§ **Exercise input**
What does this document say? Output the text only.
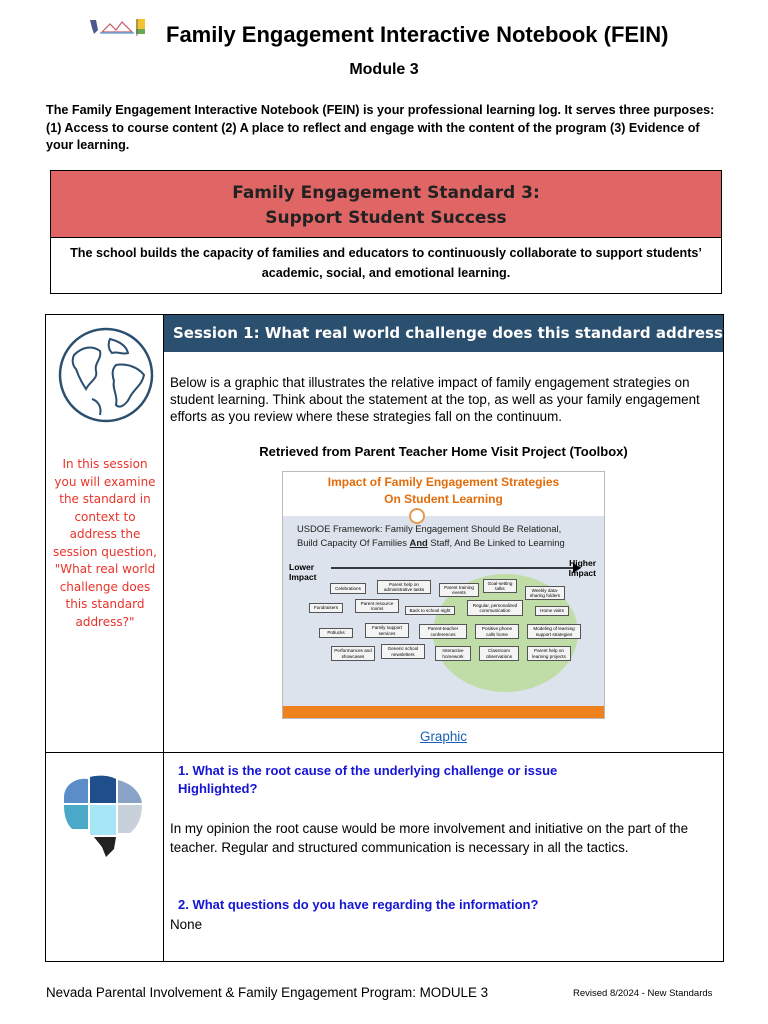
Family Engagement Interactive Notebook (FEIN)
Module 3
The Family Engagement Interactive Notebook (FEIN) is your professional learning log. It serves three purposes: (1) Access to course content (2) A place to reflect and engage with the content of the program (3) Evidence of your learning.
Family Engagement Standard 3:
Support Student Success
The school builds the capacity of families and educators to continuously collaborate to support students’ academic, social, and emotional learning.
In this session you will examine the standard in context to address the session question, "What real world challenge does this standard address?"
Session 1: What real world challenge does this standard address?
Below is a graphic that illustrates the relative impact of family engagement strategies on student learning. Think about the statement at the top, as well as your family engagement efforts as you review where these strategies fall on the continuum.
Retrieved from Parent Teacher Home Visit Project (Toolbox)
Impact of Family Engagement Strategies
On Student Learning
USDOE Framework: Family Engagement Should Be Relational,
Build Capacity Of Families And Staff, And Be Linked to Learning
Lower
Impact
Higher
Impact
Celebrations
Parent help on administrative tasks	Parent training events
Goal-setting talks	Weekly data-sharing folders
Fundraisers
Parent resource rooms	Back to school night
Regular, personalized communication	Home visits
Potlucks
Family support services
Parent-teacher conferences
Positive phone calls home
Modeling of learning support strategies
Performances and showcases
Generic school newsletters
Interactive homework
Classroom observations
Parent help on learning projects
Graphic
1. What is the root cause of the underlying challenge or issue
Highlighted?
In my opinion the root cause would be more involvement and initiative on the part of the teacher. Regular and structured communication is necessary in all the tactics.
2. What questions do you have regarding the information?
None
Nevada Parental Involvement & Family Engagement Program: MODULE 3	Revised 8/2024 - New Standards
* * *
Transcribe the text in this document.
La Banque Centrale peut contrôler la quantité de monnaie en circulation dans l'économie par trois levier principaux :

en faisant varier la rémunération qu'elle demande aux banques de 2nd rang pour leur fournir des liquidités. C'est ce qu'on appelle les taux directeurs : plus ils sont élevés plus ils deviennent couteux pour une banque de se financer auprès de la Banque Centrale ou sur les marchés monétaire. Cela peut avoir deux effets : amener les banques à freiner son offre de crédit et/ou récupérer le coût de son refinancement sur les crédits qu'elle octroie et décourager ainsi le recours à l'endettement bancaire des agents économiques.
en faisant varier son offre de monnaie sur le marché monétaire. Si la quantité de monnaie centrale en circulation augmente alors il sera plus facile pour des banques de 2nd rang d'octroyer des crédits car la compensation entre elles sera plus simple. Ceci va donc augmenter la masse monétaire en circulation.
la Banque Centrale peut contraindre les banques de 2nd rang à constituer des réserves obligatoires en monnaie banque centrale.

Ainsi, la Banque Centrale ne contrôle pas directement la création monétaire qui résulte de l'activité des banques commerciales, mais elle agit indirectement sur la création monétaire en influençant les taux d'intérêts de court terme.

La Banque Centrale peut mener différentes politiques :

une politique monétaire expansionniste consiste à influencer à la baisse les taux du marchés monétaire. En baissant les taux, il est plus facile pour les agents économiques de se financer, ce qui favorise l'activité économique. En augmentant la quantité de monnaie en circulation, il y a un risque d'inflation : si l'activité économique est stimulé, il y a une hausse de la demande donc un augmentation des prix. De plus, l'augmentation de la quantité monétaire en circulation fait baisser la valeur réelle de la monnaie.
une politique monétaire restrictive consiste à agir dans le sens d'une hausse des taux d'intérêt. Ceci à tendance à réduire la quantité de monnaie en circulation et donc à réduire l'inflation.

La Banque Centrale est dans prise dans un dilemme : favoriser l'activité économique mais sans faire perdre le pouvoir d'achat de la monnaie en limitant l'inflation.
==
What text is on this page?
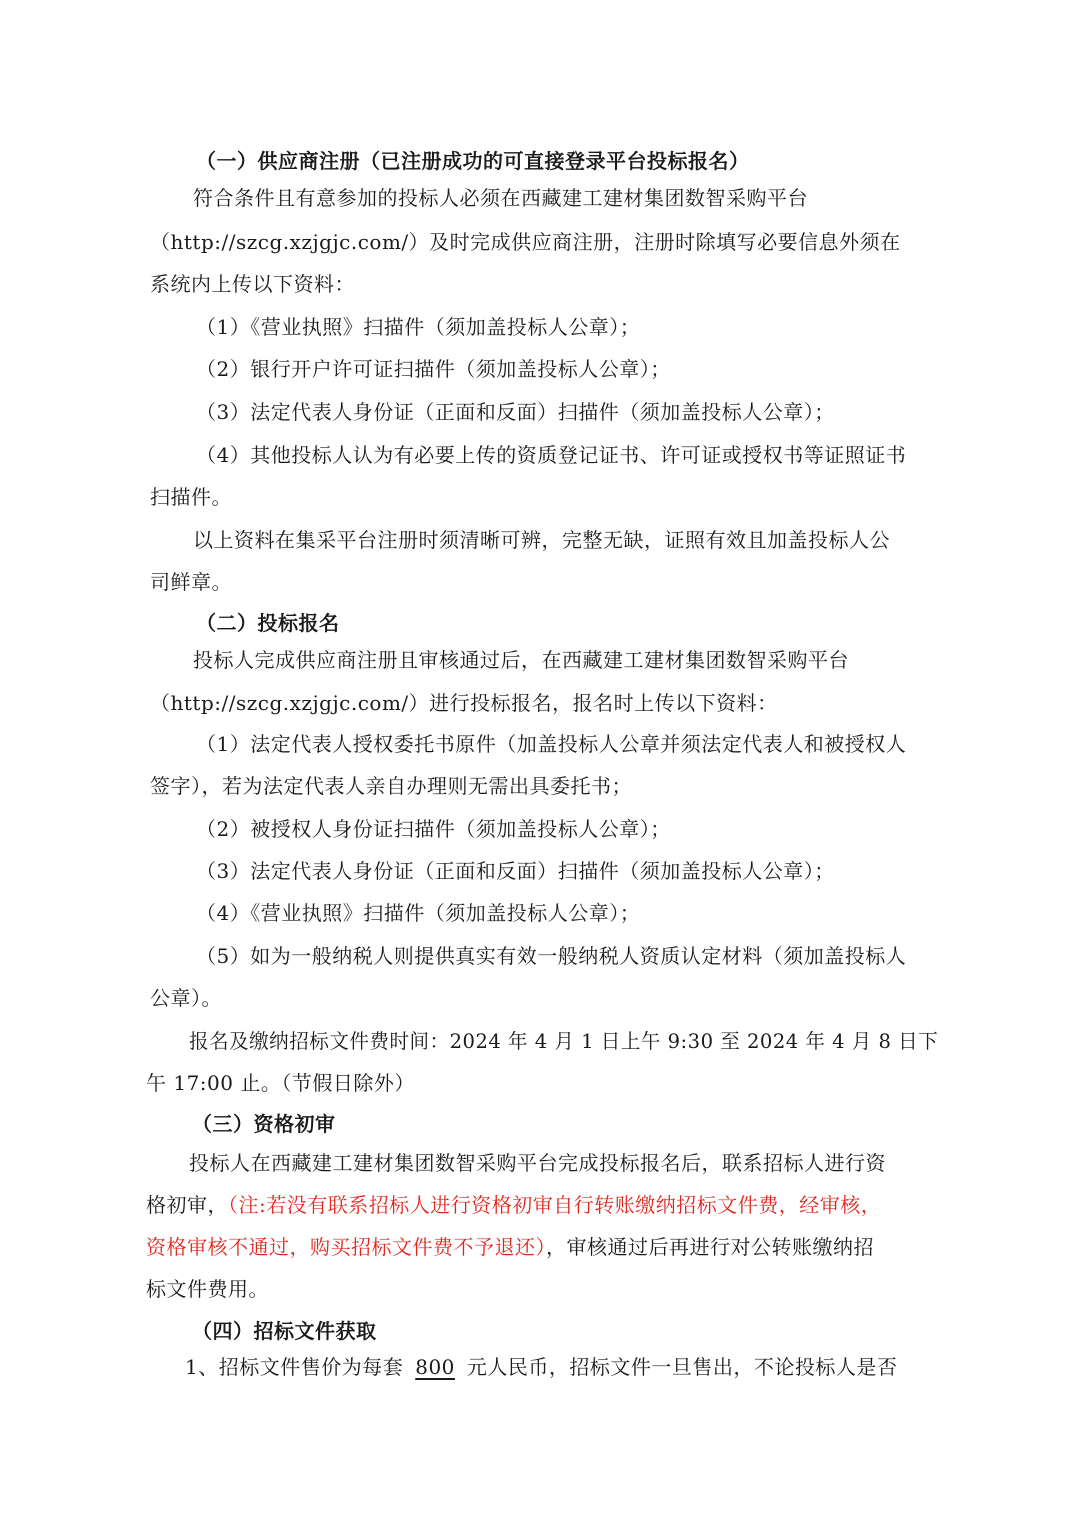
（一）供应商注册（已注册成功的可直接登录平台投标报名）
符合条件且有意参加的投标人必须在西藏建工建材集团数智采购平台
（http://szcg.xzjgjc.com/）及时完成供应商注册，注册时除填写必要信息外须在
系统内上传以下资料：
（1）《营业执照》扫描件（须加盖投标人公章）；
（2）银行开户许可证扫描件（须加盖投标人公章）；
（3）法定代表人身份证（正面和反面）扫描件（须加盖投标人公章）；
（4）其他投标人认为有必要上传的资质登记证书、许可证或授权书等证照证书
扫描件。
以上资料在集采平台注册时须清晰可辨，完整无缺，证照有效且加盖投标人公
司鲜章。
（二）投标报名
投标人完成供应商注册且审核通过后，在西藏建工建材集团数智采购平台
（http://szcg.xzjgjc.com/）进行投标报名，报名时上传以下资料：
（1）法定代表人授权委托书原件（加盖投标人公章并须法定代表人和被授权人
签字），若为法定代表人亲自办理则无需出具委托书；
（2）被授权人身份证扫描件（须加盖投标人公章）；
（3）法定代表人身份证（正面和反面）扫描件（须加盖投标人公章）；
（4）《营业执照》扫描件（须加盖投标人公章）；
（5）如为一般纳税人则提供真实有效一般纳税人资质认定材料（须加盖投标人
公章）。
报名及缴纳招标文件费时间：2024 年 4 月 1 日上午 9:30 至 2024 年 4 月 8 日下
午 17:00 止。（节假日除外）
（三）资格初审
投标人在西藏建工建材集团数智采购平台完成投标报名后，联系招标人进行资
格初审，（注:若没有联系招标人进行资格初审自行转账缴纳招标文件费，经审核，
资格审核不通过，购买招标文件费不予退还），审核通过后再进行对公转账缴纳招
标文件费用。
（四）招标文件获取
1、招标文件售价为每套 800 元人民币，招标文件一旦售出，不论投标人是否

§ **What is required**
Where a line in the material contains "communication", copy that line.

§ **Answer to the task**
Regular, personalized communication	Home visits
In my opinion the root cause would be more involvement and initiative on the part of the teacher. Regular and structured communication is necessary in all the tactics.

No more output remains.